* **DATA SUPPLIED**:
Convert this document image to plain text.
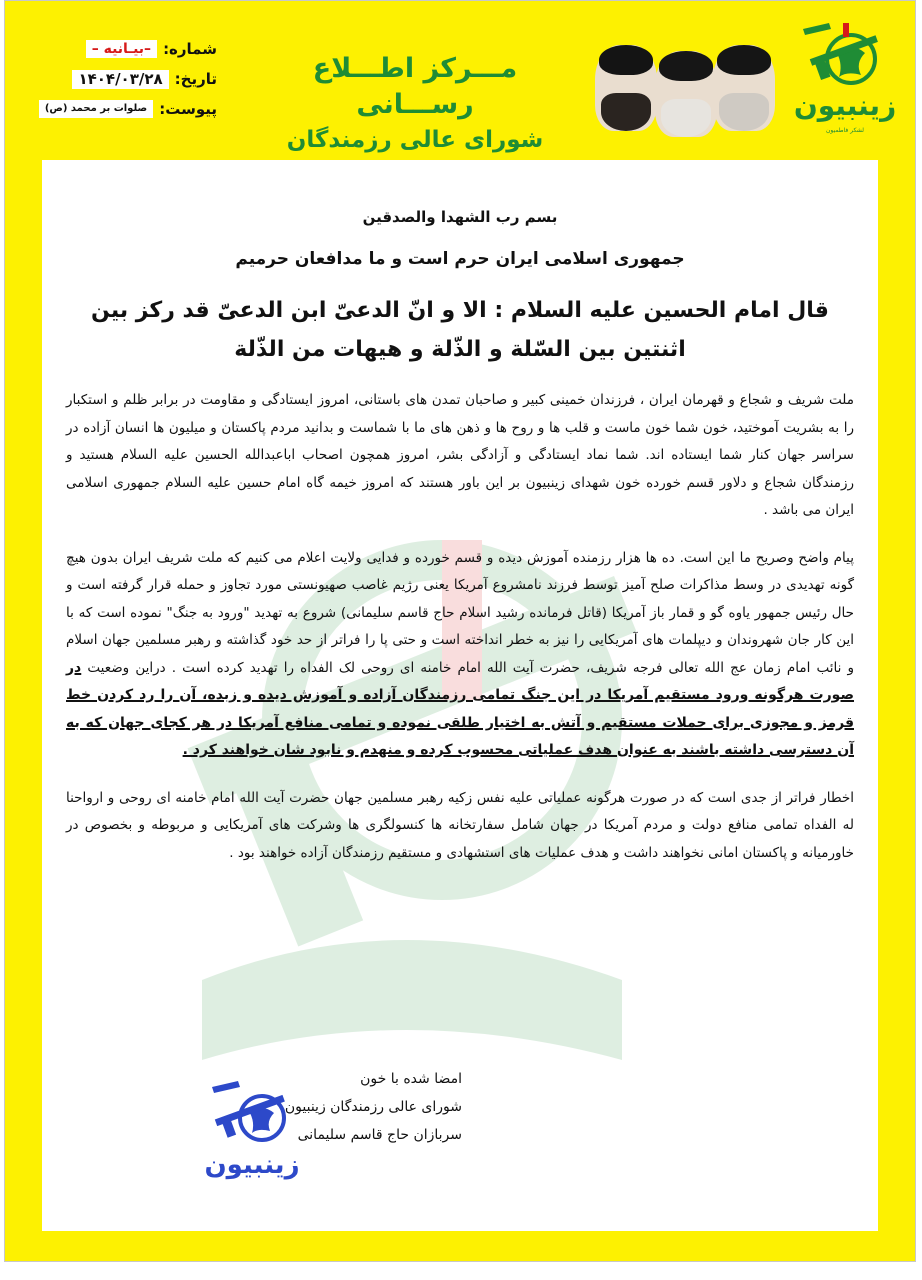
شماره:
–بیـانیه –
تاریخ:
۱۴۰۴/۰۳/۲۸
پیوست:
صلوات بر محمد (ص)
مـــرکز اطـــلاع رســـانی
شورای عالی رزمندگان
زینبیون
لشکر فاطمیون
بسم رب الشهدا والصدقین
جمهوری اسلامی ایران حرم است و ما مدافعان حرمیم
قال امام الحسین علیه السلام : الا و انّ الدعیّ ابن الدعیّ قد رکز بین اثنتین بین السّلة و الذّلة و هیهات من الذّلة

ملت شریف و شجاع و قهرمان ایران ، فرزندان خمینی کبیر و صاحبان تمدن های باستانی، امروز ایستادگی و مقاومت در برابر ظلم و استکبار را به بشریت آموختید، خون شما خون ماست و قلب ها و روح ها و ذهن های ما با شماست و بدانید مردم پاکستان و میلیون ها انسان آزاده در سراسر جهان کنار شما ایستاده اند. شما نماد ایستادگی و آزادگی بشر، امروز همچون اصحاب اباعبدالله الحسین علیه السلام هستید و رزمندگان شجاع و دلاور قسم خورده خون شهدای زینبیون بر این باور هستند که امروز خیمه گاه امام حسین علیه السلام جمهوری اسلامی ایران می باشد .

پیام واضح وصریح ما این است. ده ها هزار رزمنده آموزش دیده و قسم خورده و فدایی ولایت اعلام می کنیم که ملت شریف ایران بدون هیچ گونه تهدیدی در وسط مذاکرات صلح آمیز توسط فرزند نامشروع آمریکا یعنی رژیم غاصب صهیونستی مورد تجاوز و حمله قرار گرفته است و حال رئیس جمهور یاوه گو و قمار باز آمریکا (قاتل فرمانده رشید اسلام حاج قاسم سلیمانی) شروع به تهدید "ورود به جنگ" نموده است که با این کار جان شهروندان و دیپلمات های آمریکایی را نیز به خطر انداخته است و حتی پا را فراتر از حد خود گذاشته و رهبر مسلمین جهان اسلام و نائب امام زمان عج الله تعالی فرجه شریف، حضرت آیت الله امام خامنه ای روحی لک الفداه را تهدید کرده است . دراین وضعیت در صورت هرگونه ورود مستقیم آمریکا در این جنگ تمامی رزمندگان آزاده و آموزش دیده و زبده، آن را رد کردن خط قرمز و مجوزی برای حملات مستقیم و آتش به اختیار طلقی نموده و تمامی منافع آمریکا در هر کجای جهان که به آن دسترسی داشته باشند به عنوان هدف عملیاتی محسوب کرده و منهدم و نابود شان خواهند کرد .

اخطار فراتر از جدی است که در صورت هرگونه عملیاتی علیه نفس زکیه رهبر مسلمین جهان حضرت آیت الله امام خامنه ای روحی و ارواحنا له الفداه تمامی منافع دولت و مردم آمریکا در جهان شامل سفارتخانه ها کنسولگری ها وشرکت های آمریکایی و مربوطه و بخصوص در خاورمیانه و پاکستان امانی نخواهند داشت و هدف عملیات های استشهادی و مستقیم رزمندگان آزاده خواهند بود .

امضا شده با خون
شورای عالی رزمندگان زینبیون
سربازان حاج قاسم سلیمانی
زینبیون
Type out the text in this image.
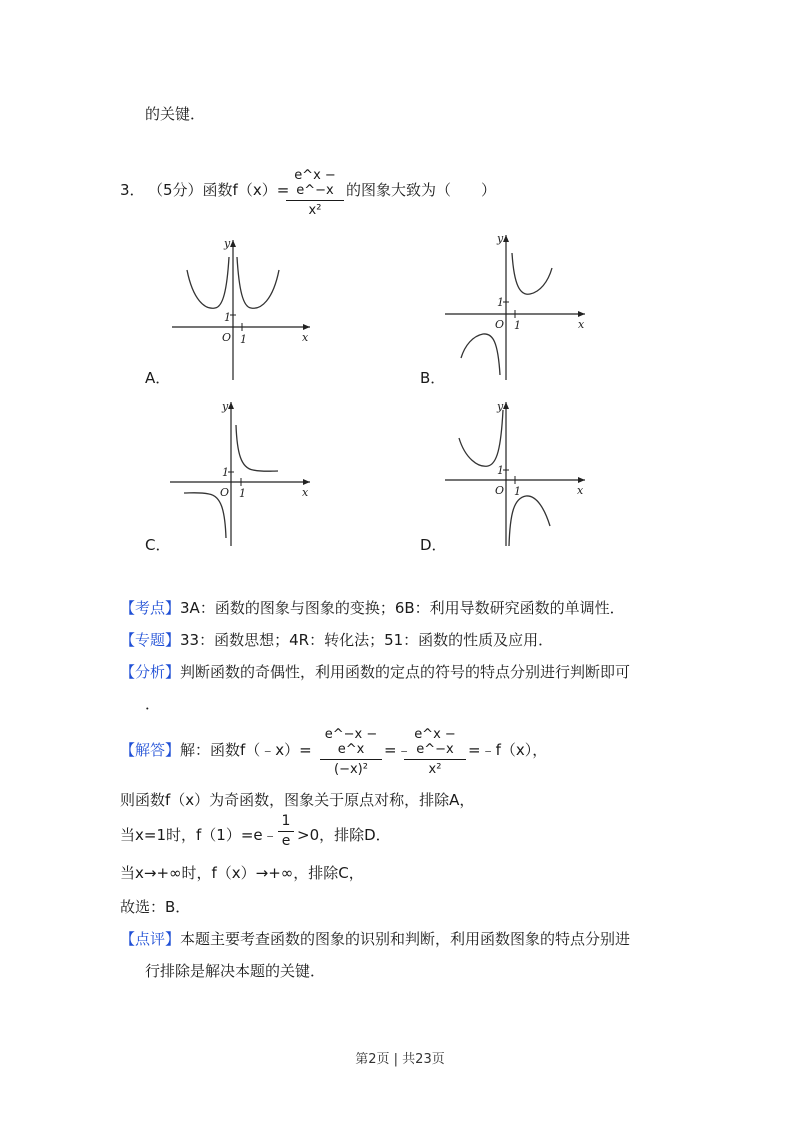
的关键．
3． （5分）函数f（x）=
e^x − e^−x
x²
的图象大致为（　　）
y
x
O 1
1
A．
y
x
O 1
1
B．
y
x
O 1
1
C．
y
x
O 1
1
D．
【考点】3A：函数的图象与图象的变换；6B：利用导数研究函数的单调性．
【专题】33：函数思想；4R：转化法；51：函数的性质及应用．
【分析】判断函数的奇偶性，利用函数的定点的符号的特点分别进行判断即可
．
【解答】解：函数f（﹣x）=
e^−x − e^x
(−x)²
=﹣
e^x − e^−x
x²
=﹣f（x），
则函数f（x）为奇函数，图象关于原点对称，排除A，
当x=1时，f（1）=e﹣
1
e >0，排除D．
当x→+∞时，f（x）→+∞，排除C，
故选：B．
【点评】本题主要考查函数的图象的识别和判断，利用函数图象的特点分别进
行排除是解决本题的关键．
第2页 | 共23页
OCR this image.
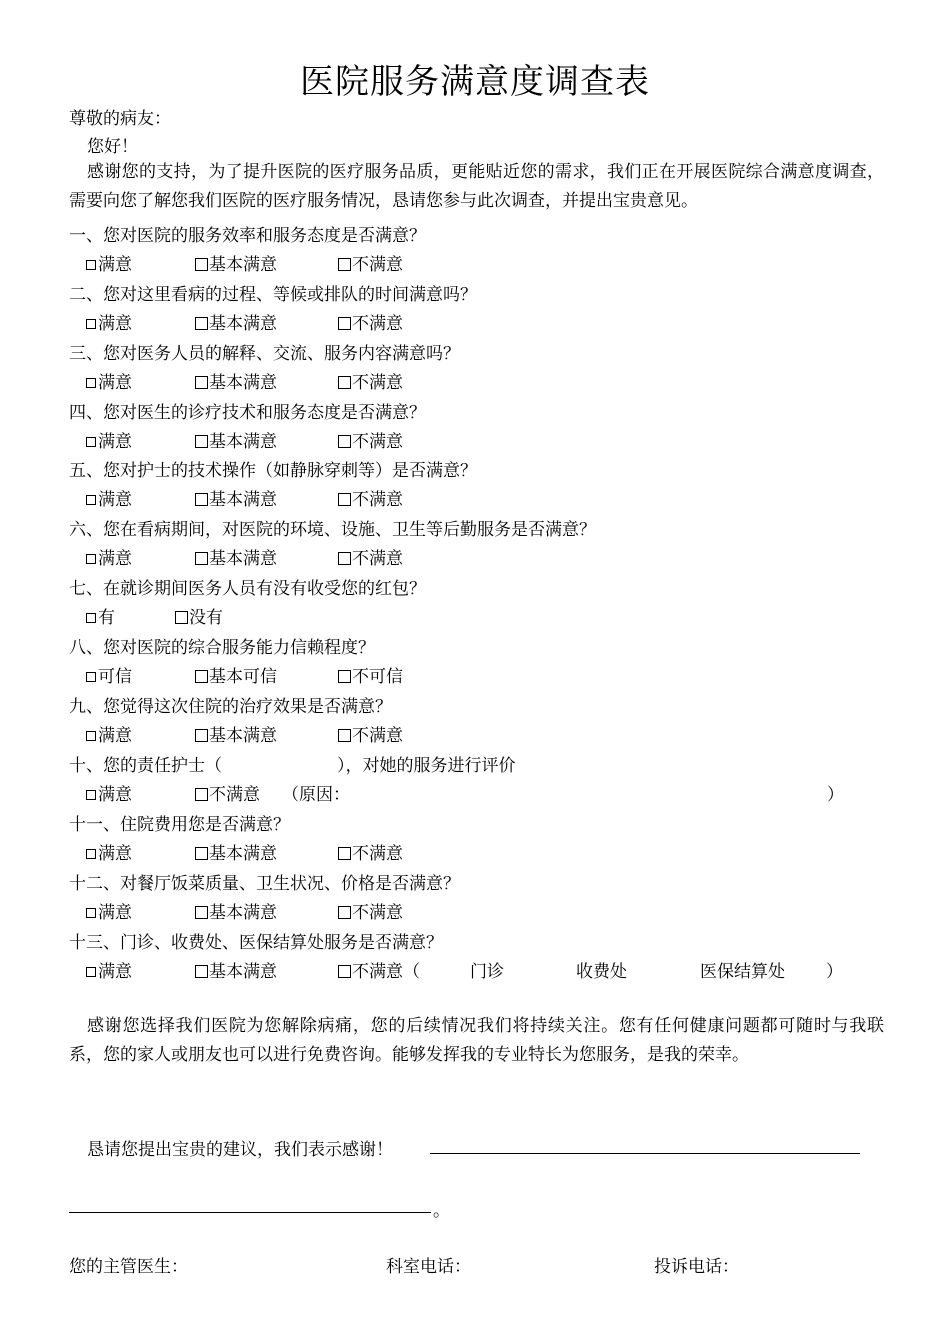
医院服务满意度调查表
尊敬的病友：
您好！
感谢您的支持，为了提升医院的医疗服务品质，更能贴近您的需求，我们正在开展医院综合满意度调查，需要向您了解您我们医院的医疗服务情况，恳请您参与此次调查，并提出宝贵意见。
一、您对医院的服务效率和服务态度是否满意？
满意	基本满意	不满意
二、您对这里看病的过程、等候或排队的时间满意吗？
满意	基本满意	不满意
三、您对医务人员的解释、交流、服务内容满意吗？
满意	基本满意	不满意
四、您对医生的诊疗技术和服务态度是否满意？
满意	基本满意	不满意
五、您对护士的技术操作（如静脉穿刺等）是否满意？
满意	基本满意	不满意
六、您在看病期间，对医院的环境、设施、卫生等后勤服务是否满意？
满意	基本满意	不满意
七、在就诊期间医务人员有没有收受您的红包？
有	没有
八、您对医院的综合服务能力信赖程度？
可信	基本可信	不可信
九、您觉得这次住院的治疗效果是否满意？
满意	基本满意	不满意
十、您的责任护士（	），对她的服务进行评价
满意	不满意 （原因：	）
十一、住院费用您是否满意？
满意	基本满意	不满意
十二、对餐厅饭菜质量、卫生状况、价格是否满意？
满意	基本满意	不满意
十三、门诊、收费处、医保结算处服务是否满意？
满意	基本满意	不满意（	门诊	收费处	医保结算处 ）
感谢您选择我们医院为您解除病痛，您的后续情况我们将持续关注。您有任何健康问题都可随时与我联系，您的家人或朋友也可以进行免费咨询。能够发挥我的专业特长为您服务，是我的荣幸。
恳请您提出宝贵的建议，我们表示感谢！
。
您的主管医生：	科室电话：	投诉电话：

* **PROBLEM TO SOLVE**:
Output exactly the lines from the one containing "Type out the text in this image." through the last line of the records above, both included, leaving out any pictures.

* **PROBLEM SOLUTION**:
Type out the text in this image.
的关键．
3． （5分）函数f（x）=
e^x − e^−x
x²
的图象大致为（　　）
y
x
O 1
1
A．
y
x
O 1
1
B．
y
x
O 1
1
C．
y
x
O 1
1
D．
【考点】3A：函数的图象与图象的变换；6B：利用导数研究函数的单调性．
【专题】33：函数思想；4R：转化法；51：函数的性质及应用．
【分析】判断函数的奇偶性，利用函数的定点的符号的特点分别进行判断即可
．
【解答】解：函数f（﹣x）=
e^−x − e^x
(−x)²
=﹣
e^x − e^−x
x²
=﹣f（x），
则函数f（x）为奇函数，图象关于原点对称，排除A，
当x=1时，f（1）=e﹣
1
e >0，排除D．
当x→+∞时，f（x）→+∞，排除C，
故选：B．
【点评】本题主要考查函数的图象的识别和判断，利用函数图象的特点分别进
行排除是解决本题的关键．
第2页 | 共23页
OCR this image.
医院服务满意度调查表
尊敬的病友：
您好！
感谢您的支持，为了提升医院的医疗服务品质，更能贴近您的需求，我们正在开展医院综合满意度调查，需要向您了解您我们医院的医疗服务情况，恳请您参与此次调查，并提出宝贵意见。
一、您对医院的服务效率和服务态度是否满意？
满意	基本满意	不满意
二、您对这里看病的过程、等候或排队的时间满意吗？
满意	基本满意	不满意
三、您对医务人员的解释、交流、服务内容满意吗？
满意	基本满意	不满意
四、您对医生的诊疗技术和服务态度是否满意？
满意	基本满意	不满意
五、您对护士的技术操作（如静脉穿刺等）是否满意？
满意	基本满意	不满意
六、您在看病期间，对医院的环境、设施、卫生等后勤服务是否满意？
满意	基本满意	不满意
七、在就诊期间医务人员有没有收受您的红包？
有	没有
八、您对医院的综合服务能力信赖程度？
可信	基本可信	不可信
九、您觉得这次住院的治疗效果是否满意？
满意	基本满意	不满意
十、您的责任护士（	），对她的服务进行评价
满意	不满意 （原因：	）
十一、住院费用您是否满意？
满意	基本满意	不满意
十二、对餐厅饭菜质量、卫生状况、价格是否满意？
满意	基本满意	不满意
十三、门诊、收费处、医保结算处服务是否满意？
满意	基本满意	不满意（	门诊	收费处	医保结算处 ）
感谢您选择我们医院为您解除病痛，您的后续情况我们将持续关注。您有任何健康问题都可随时与我联系，您的家人或朋友也可以进行免费咨询。能够发挥我的专业特长为您服务，是我的荣幸。
恳请您提出宝贵的建议，我们表示感谢！
。
您的主管医生：	科室电话：	投诉电话：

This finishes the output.